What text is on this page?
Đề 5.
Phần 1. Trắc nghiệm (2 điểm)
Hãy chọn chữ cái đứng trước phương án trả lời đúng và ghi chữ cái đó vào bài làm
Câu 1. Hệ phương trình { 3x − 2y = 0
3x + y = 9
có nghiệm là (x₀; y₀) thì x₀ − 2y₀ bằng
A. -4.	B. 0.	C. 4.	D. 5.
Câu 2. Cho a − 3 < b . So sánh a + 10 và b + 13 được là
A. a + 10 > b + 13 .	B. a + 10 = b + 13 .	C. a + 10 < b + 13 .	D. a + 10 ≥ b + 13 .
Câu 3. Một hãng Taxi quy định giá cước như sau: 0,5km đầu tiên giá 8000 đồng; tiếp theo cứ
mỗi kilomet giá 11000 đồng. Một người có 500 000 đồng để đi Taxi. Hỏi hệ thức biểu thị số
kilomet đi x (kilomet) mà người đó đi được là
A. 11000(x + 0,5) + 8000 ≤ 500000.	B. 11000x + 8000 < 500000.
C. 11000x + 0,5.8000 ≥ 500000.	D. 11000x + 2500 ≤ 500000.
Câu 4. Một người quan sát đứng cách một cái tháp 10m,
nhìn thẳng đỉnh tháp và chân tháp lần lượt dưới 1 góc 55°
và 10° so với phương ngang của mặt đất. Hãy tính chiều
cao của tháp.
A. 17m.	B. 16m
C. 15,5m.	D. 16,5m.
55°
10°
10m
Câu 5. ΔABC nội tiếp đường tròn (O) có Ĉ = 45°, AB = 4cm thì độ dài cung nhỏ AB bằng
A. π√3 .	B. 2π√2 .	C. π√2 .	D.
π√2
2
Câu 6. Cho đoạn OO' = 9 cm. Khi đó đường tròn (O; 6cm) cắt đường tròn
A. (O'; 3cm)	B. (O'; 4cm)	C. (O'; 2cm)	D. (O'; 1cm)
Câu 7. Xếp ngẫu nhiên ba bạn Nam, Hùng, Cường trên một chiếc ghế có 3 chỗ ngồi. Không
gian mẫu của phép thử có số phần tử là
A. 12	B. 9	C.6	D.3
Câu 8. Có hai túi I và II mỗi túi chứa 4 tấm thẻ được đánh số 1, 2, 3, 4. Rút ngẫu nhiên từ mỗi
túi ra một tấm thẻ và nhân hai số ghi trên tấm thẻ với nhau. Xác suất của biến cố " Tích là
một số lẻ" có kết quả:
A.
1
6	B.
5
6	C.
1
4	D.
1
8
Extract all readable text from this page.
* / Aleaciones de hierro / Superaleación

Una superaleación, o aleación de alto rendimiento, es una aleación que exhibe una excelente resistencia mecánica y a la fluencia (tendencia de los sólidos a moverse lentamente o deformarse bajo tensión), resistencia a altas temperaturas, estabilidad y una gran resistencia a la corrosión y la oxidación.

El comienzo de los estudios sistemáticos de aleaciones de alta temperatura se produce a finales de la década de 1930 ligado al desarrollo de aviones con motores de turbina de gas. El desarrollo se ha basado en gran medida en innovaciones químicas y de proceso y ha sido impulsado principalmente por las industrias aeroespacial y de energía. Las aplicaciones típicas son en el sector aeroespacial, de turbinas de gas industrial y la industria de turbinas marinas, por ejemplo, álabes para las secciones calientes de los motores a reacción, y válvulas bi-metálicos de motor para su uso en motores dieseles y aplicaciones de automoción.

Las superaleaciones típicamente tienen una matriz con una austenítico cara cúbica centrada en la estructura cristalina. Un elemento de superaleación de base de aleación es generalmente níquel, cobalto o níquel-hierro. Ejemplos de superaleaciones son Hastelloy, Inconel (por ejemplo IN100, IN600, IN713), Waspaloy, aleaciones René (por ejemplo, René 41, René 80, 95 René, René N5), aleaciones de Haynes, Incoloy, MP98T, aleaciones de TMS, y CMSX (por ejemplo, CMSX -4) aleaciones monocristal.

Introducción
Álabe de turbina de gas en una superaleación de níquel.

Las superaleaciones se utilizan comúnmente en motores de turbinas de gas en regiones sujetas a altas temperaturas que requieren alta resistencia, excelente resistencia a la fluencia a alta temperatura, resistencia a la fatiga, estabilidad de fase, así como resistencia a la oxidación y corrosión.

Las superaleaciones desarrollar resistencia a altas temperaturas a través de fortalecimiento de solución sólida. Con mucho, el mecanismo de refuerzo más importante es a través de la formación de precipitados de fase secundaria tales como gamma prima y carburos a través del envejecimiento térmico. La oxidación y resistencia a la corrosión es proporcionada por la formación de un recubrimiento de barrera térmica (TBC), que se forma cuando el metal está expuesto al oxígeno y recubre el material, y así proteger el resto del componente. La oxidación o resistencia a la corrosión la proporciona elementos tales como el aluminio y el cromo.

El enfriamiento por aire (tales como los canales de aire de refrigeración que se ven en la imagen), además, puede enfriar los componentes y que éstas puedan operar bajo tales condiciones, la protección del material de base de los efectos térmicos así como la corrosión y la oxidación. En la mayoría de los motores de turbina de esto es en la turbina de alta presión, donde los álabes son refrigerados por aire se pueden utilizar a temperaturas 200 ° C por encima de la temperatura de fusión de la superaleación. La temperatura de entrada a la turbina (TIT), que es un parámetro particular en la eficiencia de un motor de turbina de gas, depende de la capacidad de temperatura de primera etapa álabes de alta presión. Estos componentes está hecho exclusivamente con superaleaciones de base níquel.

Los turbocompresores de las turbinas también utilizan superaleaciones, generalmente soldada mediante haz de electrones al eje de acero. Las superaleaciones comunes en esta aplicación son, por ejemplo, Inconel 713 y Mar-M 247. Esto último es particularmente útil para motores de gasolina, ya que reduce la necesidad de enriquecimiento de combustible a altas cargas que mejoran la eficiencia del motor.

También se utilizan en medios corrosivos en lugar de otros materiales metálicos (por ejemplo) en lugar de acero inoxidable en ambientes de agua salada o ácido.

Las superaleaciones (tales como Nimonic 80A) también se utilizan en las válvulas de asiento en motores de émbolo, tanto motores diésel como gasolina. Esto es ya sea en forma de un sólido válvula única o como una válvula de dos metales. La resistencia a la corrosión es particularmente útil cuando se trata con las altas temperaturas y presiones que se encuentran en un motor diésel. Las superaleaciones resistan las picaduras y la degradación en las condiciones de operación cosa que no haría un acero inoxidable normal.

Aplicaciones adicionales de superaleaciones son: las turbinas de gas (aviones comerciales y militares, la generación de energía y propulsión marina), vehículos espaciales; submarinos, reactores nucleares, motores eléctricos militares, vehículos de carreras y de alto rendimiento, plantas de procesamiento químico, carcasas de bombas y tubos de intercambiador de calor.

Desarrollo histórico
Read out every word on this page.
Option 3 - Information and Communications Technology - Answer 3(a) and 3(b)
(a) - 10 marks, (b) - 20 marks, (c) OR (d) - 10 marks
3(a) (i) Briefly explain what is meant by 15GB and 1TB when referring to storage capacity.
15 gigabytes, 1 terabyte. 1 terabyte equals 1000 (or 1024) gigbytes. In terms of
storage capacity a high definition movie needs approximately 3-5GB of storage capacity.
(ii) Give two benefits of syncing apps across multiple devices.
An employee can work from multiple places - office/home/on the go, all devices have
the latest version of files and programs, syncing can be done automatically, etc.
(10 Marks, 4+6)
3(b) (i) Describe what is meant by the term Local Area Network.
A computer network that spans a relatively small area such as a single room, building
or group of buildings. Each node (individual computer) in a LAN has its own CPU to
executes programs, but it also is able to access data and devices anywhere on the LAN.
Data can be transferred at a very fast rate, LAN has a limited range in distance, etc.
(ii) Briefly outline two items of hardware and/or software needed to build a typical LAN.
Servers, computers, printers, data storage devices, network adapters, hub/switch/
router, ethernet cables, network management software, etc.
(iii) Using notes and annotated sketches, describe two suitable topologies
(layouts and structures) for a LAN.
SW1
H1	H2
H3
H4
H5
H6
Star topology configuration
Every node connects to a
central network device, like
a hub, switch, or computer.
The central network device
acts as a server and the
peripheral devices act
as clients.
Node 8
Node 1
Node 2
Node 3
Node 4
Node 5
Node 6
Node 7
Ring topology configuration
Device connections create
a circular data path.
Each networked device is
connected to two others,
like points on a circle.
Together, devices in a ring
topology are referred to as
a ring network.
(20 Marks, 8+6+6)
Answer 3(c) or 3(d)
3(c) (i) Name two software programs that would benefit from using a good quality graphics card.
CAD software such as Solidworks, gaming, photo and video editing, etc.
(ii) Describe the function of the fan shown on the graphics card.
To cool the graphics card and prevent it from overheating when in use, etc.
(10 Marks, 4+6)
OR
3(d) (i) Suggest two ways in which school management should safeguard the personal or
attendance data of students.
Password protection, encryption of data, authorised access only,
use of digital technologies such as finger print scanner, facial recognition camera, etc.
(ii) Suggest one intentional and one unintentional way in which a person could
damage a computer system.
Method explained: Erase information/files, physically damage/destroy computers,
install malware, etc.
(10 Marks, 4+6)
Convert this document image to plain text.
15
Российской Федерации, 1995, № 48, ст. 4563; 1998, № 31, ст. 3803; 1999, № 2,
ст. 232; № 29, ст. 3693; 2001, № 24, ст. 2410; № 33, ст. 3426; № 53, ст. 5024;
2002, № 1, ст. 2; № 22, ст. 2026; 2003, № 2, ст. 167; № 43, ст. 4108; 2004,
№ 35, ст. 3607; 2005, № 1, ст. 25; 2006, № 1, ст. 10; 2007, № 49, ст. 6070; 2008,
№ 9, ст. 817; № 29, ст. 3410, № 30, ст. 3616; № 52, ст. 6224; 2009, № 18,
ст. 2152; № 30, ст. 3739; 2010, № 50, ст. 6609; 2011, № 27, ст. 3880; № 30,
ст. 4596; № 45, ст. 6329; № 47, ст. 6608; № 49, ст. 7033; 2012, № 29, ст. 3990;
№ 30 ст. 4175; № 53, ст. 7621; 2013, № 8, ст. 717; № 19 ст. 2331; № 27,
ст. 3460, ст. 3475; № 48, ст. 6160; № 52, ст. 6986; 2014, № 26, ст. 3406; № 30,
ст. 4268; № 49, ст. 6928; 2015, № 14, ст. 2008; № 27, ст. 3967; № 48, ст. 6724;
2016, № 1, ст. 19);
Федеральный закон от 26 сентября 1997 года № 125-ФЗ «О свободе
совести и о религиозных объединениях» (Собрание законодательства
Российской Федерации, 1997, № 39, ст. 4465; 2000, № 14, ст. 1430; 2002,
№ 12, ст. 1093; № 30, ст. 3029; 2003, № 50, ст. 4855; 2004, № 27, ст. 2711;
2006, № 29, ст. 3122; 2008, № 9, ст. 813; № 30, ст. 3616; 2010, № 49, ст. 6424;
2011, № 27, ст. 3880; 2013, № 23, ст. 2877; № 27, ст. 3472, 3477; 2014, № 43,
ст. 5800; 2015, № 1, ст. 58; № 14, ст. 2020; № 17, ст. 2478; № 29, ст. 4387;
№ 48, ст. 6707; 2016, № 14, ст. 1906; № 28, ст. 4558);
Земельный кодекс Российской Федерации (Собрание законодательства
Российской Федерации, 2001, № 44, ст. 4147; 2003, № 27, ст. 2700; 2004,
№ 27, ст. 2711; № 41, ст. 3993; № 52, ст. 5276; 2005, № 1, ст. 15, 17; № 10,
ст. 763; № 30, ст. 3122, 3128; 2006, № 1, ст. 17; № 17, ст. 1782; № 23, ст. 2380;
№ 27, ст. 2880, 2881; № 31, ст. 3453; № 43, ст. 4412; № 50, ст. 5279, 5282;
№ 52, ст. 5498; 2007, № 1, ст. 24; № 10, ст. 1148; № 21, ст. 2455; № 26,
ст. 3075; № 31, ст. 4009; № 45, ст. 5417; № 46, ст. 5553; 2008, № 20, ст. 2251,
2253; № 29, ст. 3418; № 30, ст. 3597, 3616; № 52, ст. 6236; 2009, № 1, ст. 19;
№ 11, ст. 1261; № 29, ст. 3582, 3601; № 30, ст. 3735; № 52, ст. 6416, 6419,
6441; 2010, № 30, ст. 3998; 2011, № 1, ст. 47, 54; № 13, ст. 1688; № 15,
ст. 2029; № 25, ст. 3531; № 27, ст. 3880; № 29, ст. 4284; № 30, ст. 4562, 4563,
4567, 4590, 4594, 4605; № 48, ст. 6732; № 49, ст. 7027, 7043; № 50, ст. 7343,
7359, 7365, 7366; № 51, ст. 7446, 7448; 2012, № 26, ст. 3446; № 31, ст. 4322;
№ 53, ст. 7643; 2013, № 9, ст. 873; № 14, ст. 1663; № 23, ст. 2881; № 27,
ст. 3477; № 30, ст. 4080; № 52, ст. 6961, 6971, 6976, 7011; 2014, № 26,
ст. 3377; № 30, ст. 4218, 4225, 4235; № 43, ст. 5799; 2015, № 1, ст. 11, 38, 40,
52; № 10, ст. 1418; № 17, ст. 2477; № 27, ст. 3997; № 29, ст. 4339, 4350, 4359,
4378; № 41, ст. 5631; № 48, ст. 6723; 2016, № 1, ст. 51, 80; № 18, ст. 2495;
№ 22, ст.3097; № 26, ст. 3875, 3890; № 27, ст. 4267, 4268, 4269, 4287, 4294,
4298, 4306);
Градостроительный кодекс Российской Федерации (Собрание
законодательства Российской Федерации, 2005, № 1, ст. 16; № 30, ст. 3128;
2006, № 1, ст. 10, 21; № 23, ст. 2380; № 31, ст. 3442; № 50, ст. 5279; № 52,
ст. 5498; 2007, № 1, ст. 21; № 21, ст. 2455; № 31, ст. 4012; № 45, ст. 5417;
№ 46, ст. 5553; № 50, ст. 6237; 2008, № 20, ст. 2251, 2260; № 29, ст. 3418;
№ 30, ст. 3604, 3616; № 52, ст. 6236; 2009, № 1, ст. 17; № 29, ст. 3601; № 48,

→ **Exercise task**:
Pick out the lines that include the word "damage" and write them out.

→ **Written answer**:
damage a computer system.
Method explained: Erase information/files, physically damage/destroy computers,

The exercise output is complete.